%%
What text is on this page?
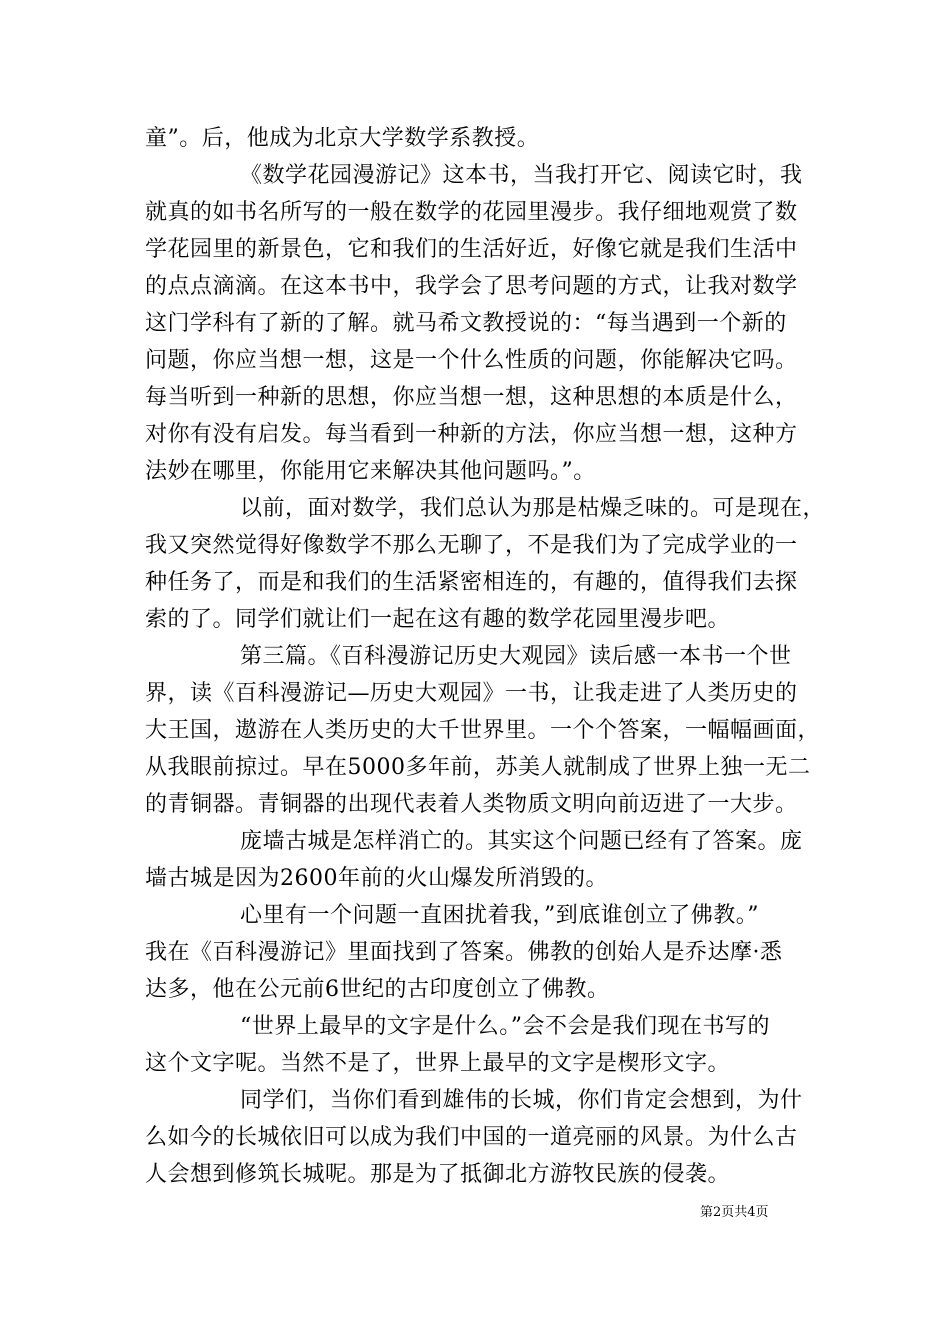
童”。后，他成为北京大学数学系教授。
《数学花园漫游记》这本书，当我打开它、阅读它时，我
就真的如书名所写的一般在数学的花园里漫步。我仔细地观赏了数
学花园里的新景色，它和我们的生活好近，好像它就是我们生活中
的点点滴滴。在这本书中，我学会了思考问题的方式，让我对数学
这门学科有了新的了解。就马希文教授说的：“每当遇到一个新的
问题，你应当想一想，这是一个什么性质的问题，你能解决它吗。
每当听到一种新的思想，你应当想一想，这种思想的本质是什么，
对你有没有启发。每当看到一种新的方法，你应当想一想，这种方
法妙在哪里，你能用它来解决其他问题吗。”。
以前，面对数学，我们总认为那是枯燥乏味的。可是现在，
我又突然觉得好像数学不那么无聊了，不是我们为了完成学业的一
种任务了，而是和我们的生活紧密相连的，有趣的，值得我们去探
索的了。同学们就让们一起在这有趣的数学花园里漫步吧。
第三篇。《百科漫游记历史大观园》读后感一本书一个世
界，读《百科漫游记—历史大观园》一书，让我走进了人类历史的
大王国，遨游在人类历史的大千世界里。一个个答案，一幅幅画面，
从我眼前掠过。早在5000多年前，苏美人就制成了世界上独一无二
的青铜器。青铜器的出现代表着人类物质文明向前迈进了一大步。
庞墙古城是怎样消亡的。其实这个问题已经有了答案。庞
墙古城是因为2600年前的火山爆发所消毁的。
心里有一个问题一直困扰着我，”到底谁创立了佛教。”
我在《百科漫游记》里面找到了答案。佛教的创始人是乔达摩·悉
达多，他在公元前6世纪的古印度创立了佛教。
“世界上最早的文字是什么。”会不会是我们现在书写的
这个文字呢。当然不是了，世界上最早的文字是楔形文字。
同学们，当你们看到雄伟的长城，你们肯定会想到，为什
么如今的长城依旧可以成为我们中国的一道亮丽的风景。为什么古
人会想到修筑长城呢。那是为了抵御北方游牧民族的侵袭。
第2页共4页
%%
## [WRITTEN PROBLEM]
Your task is to pick out every line with the string "你应当想一想" and copy it.

## [FINISHED TASK]
问题，你应当想一想，这是一个什么性质的问题，你能解决它吗。
每当听到一种新的思想，你应当想一想，这种思想的本质是什么，
对你有没有启发。每当看到一种新的方法，你应当想一想，这种方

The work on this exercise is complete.